— What you will do —
Write out, unchanged, the entries from the line containing "In the image" through the line containing "legend-label: ScCO2-treated Converter", including both of those lines.

☆ ☆ ☆ ☆ ☆

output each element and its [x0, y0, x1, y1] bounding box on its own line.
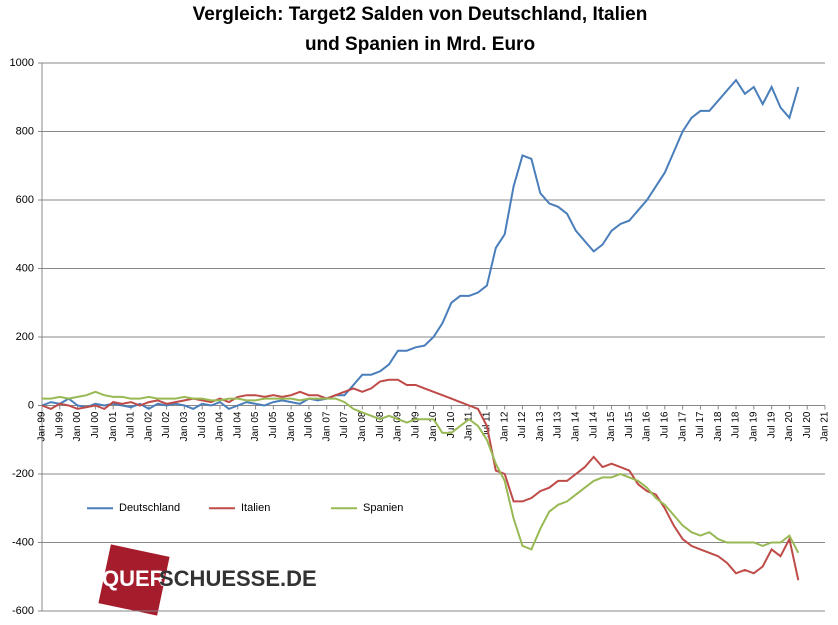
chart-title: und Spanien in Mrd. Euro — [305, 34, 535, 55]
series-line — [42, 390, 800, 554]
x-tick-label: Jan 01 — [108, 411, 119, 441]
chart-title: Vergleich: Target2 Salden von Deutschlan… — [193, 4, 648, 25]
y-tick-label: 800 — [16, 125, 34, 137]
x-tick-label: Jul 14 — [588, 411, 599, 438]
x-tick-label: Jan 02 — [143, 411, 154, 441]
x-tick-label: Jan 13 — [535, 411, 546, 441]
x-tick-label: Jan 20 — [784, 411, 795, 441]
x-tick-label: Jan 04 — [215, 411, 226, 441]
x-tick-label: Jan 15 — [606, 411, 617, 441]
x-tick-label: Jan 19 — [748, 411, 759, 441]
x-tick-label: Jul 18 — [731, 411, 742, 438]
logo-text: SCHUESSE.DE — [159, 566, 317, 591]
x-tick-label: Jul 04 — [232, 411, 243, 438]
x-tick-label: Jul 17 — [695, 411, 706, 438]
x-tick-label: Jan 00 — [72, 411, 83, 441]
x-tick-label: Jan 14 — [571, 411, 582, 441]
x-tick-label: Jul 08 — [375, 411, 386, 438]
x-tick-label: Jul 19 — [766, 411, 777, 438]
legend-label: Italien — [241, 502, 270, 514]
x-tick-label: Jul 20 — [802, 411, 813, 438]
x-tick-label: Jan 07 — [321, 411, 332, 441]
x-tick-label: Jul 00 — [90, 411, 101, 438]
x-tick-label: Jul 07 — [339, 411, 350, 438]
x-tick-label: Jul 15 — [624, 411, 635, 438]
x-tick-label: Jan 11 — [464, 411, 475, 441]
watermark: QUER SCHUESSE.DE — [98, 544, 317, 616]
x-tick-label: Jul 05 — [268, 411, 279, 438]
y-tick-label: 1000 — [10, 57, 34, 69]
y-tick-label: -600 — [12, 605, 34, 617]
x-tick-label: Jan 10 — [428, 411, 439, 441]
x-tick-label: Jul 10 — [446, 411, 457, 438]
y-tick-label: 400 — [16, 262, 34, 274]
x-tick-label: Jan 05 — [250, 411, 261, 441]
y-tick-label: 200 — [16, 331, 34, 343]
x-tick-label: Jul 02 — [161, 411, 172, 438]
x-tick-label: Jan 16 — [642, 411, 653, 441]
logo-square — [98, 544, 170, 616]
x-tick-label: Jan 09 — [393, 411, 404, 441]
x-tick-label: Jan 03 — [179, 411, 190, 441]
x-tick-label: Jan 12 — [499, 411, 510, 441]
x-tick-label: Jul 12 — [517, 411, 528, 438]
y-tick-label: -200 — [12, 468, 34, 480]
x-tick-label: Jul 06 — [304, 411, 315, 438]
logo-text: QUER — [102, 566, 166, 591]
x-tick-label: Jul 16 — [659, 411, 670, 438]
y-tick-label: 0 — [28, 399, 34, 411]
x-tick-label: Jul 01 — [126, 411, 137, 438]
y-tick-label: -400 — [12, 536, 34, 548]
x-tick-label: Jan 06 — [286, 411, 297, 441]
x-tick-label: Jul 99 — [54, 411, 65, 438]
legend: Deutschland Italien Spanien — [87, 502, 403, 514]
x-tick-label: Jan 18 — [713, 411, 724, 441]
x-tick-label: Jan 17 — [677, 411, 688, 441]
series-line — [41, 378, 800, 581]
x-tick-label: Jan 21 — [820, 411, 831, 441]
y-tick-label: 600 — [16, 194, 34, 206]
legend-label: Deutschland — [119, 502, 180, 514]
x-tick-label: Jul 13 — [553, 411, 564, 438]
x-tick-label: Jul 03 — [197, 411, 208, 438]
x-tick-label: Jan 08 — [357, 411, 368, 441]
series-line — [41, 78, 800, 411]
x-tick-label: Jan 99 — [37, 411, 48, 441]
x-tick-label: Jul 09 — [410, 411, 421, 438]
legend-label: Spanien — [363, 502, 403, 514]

☆ ☆ ☆ ☆ ☆

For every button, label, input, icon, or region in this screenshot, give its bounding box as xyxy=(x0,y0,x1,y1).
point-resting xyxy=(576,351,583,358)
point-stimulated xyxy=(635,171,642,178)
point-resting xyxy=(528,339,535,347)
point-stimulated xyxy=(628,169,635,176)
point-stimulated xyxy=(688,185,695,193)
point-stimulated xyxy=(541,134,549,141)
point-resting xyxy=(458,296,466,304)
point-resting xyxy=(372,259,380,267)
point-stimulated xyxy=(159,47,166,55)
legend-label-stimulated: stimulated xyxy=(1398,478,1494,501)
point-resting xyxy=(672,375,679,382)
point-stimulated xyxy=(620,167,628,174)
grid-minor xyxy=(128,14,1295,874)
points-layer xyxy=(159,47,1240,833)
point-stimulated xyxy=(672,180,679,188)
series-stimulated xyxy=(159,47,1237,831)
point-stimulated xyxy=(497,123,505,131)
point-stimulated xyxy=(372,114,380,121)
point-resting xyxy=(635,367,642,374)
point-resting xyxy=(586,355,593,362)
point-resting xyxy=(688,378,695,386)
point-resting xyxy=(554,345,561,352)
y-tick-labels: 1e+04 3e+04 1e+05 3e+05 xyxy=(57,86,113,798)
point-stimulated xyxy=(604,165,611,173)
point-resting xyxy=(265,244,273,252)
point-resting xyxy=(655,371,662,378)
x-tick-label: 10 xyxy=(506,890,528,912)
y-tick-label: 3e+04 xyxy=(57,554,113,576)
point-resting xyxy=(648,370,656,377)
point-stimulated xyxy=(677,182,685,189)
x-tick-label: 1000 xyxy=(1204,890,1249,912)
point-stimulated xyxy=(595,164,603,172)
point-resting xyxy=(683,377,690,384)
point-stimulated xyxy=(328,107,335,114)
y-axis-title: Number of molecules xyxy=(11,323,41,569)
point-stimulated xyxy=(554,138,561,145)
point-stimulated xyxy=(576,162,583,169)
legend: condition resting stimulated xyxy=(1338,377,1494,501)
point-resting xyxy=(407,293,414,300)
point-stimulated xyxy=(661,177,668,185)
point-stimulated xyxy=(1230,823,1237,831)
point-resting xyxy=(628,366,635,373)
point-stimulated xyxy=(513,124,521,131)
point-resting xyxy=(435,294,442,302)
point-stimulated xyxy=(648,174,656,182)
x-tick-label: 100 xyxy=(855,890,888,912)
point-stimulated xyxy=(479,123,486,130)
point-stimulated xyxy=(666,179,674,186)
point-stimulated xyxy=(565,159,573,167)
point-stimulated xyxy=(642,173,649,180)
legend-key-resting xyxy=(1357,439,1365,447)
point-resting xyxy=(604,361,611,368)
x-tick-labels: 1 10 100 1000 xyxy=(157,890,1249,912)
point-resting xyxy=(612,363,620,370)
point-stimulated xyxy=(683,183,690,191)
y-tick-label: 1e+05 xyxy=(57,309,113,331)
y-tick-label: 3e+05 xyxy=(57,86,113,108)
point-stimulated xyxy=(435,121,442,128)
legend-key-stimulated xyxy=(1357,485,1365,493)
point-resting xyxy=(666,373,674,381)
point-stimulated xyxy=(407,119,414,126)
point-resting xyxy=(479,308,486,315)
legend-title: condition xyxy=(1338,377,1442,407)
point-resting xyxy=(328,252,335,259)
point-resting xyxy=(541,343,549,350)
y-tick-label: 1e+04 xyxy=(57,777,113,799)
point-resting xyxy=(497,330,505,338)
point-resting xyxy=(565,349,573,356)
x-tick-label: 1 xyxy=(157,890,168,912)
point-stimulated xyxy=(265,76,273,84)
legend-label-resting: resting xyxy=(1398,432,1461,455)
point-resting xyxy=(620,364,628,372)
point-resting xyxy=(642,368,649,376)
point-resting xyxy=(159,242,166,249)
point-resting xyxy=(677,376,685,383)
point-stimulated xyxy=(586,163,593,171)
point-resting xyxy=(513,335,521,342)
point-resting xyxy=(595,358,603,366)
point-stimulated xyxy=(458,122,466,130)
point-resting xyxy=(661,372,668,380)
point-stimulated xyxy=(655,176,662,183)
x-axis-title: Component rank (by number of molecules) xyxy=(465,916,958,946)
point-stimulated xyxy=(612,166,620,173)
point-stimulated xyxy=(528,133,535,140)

☆ ☆ ☆ ☆ ☆

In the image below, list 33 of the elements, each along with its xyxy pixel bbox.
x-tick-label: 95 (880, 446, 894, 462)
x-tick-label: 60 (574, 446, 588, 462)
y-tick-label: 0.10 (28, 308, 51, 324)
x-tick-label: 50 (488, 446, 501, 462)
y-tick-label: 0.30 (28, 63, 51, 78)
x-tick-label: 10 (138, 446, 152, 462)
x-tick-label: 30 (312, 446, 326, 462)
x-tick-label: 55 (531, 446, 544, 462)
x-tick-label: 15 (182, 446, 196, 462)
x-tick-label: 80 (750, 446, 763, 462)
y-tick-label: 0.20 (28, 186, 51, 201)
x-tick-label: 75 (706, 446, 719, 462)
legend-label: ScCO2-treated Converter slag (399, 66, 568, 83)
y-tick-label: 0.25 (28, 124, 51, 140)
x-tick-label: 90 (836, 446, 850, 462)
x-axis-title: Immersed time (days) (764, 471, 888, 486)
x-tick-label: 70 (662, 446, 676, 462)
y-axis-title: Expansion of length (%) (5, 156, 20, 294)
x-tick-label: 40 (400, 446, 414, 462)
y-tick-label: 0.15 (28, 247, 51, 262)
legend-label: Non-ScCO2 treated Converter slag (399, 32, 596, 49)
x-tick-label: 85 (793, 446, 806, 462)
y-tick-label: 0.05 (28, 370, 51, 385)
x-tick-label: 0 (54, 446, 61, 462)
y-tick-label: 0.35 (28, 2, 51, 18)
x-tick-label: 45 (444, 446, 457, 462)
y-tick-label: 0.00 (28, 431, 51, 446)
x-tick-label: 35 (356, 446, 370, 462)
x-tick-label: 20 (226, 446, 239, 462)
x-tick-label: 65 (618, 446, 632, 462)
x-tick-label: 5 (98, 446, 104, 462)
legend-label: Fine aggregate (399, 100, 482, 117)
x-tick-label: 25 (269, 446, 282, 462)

☆ ☆ ☆ ☆ ☆

— The answer —
In the image below, list 33 of the elements, each along with its xyxy pixel bbox.
x-tick-label: 95 (880, 446, 894, 462)
x-tick-label: 60 (574, 446, 588, 462)
y-tick-label: 0.10 (28, 308, 51, 324)
x-tick-label: 50 (488, 446, 501, 462)
y-tick-label: 0.30 (28, 63, 51, 78)
x-tick-label: 10 (138, 446, 152, 462)
x-tick-label: 30 (312, 446, 326, 462)
x-tick-label: 55 (531, 446, 544, 462)
x-tick-label: 15 (182, 446, 196, 462)
x-tick-label: 80 (750, 446, 763, 462)
y-tick-label: 0.20 (28, 186, 51, 201)
x-tick-label: 75 (706, 446, 719, 462)
legend-label: ScCO2-treated Converter slag (399, 66, 568, 83)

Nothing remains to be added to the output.